**WHAT YOU ARE ASKED TO DO**
Examine each line of the data. Copy those that contain the string "your".

===== TASK MATERIAL

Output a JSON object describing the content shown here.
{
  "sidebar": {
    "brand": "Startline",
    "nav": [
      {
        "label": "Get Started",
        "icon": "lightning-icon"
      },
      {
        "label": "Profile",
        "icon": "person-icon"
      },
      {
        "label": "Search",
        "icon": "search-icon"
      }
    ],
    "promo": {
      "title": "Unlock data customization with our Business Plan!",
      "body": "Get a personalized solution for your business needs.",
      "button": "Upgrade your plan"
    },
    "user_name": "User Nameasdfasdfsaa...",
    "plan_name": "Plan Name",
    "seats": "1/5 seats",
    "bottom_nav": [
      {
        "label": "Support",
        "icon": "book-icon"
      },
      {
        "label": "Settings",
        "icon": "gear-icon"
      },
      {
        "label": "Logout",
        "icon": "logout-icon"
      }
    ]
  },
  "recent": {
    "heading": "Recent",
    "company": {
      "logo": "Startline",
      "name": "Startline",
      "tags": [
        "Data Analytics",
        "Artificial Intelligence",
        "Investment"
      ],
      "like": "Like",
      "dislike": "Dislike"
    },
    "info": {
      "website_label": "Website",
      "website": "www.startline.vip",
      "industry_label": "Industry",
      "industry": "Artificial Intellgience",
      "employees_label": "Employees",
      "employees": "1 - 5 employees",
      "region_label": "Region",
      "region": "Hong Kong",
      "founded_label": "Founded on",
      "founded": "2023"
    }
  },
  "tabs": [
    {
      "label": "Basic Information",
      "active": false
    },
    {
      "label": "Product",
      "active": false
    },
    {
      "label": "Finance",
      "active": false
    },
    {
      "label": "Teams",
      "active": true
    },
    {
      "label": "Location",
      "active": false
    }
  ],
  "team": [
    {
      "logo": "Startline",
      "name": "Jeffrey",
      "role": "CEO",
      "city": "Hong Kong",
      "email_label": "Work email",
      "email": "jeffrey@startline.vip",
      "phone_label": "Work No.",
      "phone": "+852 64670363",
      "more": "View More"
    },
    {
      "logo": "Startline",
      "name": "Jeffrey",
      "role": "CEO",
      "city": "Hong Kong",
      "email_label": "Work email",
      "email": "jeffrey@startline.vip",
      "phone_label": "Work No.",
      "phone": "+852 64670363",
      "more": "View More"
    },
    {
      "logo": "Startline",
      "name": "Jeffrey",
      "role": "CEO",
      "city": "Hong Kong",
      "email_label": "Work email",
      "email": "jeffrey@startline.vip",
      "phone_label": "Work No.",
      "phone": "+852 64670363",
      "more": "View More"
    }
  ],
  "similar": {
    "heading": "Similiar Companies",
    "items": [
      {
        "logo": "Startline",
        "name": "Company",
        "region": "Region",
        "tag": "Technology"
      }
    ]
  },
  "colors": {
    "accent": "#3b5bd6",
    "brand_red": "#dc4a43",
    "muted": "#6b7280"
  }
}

==========

**EXERCISE ANSWER**
      "body": "Get a personalized solution for your business needs.",
      "button": "Upgrade your plan"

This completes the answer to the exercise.